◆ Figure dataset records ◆
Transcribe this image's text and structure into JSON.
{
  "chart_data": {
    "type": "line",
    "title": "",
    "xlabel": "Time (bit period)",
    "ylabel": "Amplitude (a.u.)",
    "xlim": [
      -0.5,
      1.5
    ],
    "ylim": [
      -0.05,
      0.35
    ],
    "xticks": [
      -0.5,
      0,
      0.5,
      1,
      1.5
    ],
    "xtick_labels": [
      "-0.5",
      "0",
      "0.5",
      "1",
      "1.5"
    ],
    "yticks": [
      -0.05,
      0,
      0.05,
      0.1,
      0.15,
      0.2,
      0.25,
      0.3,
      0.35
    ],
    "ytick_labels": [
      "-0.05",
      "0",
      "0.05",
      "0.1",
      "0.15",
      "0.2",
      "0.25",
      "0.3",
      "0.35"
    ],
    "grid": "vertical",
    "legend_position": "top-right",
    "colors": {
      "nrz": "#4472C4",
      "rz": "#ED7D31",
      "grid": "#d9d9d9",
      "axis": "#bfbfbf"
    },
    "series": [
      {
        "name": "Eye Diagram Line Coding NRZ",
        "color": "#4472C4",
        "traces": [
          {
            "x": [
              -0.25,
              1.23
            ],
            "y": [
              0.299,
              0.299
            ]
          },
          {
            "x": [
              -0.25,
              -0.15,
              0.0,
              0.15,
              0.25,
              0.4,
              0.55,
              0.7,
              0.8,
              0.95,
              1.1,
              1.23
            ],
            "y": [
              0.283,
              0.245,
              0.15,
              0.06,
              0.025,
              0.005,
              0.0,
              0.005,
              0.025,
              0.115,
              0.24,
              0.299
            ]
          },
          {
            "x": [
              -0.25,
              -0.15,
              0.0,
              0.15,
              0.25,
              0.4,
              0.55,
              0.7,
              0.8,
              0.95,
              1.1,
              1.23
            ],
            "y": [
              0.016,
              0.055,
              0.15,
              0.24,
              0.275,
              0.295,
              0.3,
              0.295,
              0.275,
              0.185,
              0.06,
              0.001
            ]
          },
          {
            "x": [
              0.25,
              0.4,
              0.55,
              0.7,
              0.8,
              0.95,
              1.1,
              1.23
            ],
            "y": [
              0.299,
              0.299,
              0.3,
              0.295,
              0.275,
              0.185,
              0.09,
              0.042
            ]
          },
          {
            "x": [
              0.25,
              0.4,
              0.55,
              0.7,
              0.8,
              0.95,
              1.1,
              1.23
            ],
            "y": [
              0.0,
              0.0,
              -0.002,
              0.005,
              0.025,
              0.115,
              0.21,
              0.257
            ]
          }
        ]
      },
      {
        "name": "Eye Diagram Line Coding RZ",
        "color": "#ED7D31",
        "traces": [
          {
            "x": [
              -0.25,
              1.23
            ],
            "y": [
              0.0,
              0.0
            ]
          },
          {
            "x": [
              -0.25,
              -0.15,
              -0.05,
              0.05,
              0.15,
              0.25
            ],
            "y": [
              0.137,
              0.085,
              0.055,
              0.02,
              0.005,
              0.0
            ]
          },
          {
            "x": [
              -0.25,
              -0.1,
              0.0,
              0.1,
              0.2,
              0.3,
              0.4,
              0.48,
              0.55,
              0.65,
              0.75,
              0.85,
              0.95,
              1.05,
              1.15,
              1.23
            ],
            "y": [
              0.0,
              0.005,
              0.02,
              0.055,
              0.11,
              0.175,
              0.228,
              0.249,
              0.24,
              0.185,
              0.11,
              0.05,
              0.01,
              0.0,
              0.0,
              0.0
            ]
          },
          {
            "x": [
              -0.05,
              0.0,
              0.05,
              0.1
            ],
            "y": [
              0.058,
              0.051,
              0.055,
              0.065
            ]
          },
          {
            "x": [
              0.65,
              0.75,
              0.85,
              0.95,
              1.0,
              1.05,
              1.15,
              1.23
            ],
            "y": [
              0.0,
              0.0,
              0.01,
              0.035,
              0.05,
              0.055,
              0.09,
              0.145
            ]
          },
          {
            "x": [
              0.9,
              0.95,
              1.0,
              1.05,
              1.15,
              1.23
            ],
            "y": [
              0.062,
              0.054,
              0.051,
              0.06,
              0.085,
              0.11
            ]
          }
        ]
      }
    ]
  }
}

◆ The problem ◆
Copy all of the data. Keep every word exactly as it is.

◆ Exercise result ◆
Transcribe this image's text and structure into JSON.
{
  "chart_data": {
    "type": "line",
    "title": "",
    "xlabel": "Time (bit period)",
    "ylabel": "Amplitude (a.u.)",
    "xlim": [
      -0.5,
      1.5
    ],
    "ylim": [
      -0.05,
      0.35
    ],
    "xticks": [
      -0.5,
      0,
      0.5,
      1,
      1.5
    ],
    "xtick_labels": [
      "-0.5",
      "0",
      "0.5",
      "1",
      "1.5"
    ],
    "yticks": [
      -0.05,
      0,
      0.05,
      0.1,
      0.15,
      0.2,
      0.25,
      0.3,
      0.35
    ],
    "ytick_labels": [
      "-0.05",
      "0",
      "0.05",
      "0.1",
      "0.15",
      "0.2",
      "0.25",
      "0.3",
      "0.35"
    ],
    "grid": "vertical",
    "legend_position": "top-right",
    "colors": {
      "nrz": "#4472C4",
      "rz": "#ED7D31",
      "grid": "#d9d9d9",
      "axis": "#bfbfbf"
    },
    "series": [
      {
        "name": "Eye Diagram Line Coding NRZ",
        "color": "#4472C4",
        "traces": [
          {
            "x": [
              -0.25,
              1.23
            ],
            "y": [
              0.299,
              0.299
            ]
          },
          {
            "x": [
              -0.25,
              -0.15,
              0.0,
              0.15,
              0.25,
              0.4,
              0.55,
              0.7,
              0.8,
              0.95,
              1.1,
              1.23
            ],
            "y": [
              0.283,
              0.245,
              0.15,
              0.06,
              0.025,
              0.005,
              0.0,
              0.005,
              0.025,
              0.115,
              0.24,
              0.299
            ]
          },
          {
            "x": [
              -0.25,
              -0.15,
              0.0,
              0.15,
              0.25,
              0.4,
              0.55,
              0.7,
              0.8,
              0.95,
              1.1,
              1.23
            ],
            "y": [
              0.016,
              0.055,
              0.15,
              0.24,
              0.275,
              0.295,
              0.3,
              0.295,
              0.275,
              0.185,
              0.06,
              0.001
            ]
          },
          {
            "x": [
              0.25,
              0.4,
              0.55,
              0.7,
              0.8,
              0.95,
              1.1,
              1.23
            ],
            "y": [
              0.299,
              0.299,
              0.3,
              0.295,
              0.275,
              0.185,
              0.09,
              0.042
            ]
          },
          {
            "x": [
              0.25,
              0.4,
              0.55,
              0.7,
              0.8,
              0.95,
              1.1,
              1.23
            ],
            "y": [
              0.0,
              0.0,
              -0.002,
              0.005,
              0.025,
              0.115,
              0.21,
              0.257
            ]
          }
        ]
      },
      {
        "name": "Eye Diagram Line Coding RZ",
        "color": "#ED7D31",
        "traces": [
          {
            "x": [
              -0.25,
              1.23
            ],
            "y": [
              0.0,
              0.0
            ]
          },
          {
            "x": [
              -0.25,
              -0.15,
              -0.05,
              0.05,
              0.15,
              0.25
            ],
            "y": [
              0.137,
              0.085,
              0.055,
              0.02,
              0.005,
              0.0
            ]
          },
          {
            "x": [
              -0.25,
              -0.1,
              0.0,
              0.1,
              0.2,
              0.3,
              0.4,
              0.48,
              0.55,
              0.65,
              0.75,
              0.85,
              0.95,
              1.05,
              1.15,
              1.23
            ],
            "y": [
              0.0,
              0.005,
              0.02,
              0.055,
              0.11,
              0.175,
              0.228,
              0.249,
              0.24,
              0.185,
              0.11,
              0.05,
              0.01,
              0.0,
              0.0,
              0.0
            ]
          },
          {
            "x": [
              -0.05,
              0.0,
              0.05,
              0.1
            ],
            "y": [
              0.058,
              0.051,
              0.055,
              0.065
            ]
          },
          {
            "x": [
              0.65,
              0.75,
              0.85,
              0.95,
              1.0,
              1.05,
              1.15,
              1.23
            ],
            "y": [
              0.0,
              0.0,
              0.01,
              0.035,
              0.05,
              0.055,
              0.09,
              0.145
            ]
          },
          {
            "x": [
              0.9,
              0.95,
              1.0,
              1.05,
              1.15,
              1.23
            ],
            "y": [
              0.062,
              0.054,
              0.051,
              0.06,
              0.085,
              0.11
            ]
          }
        ]
      }
    ]
  }
}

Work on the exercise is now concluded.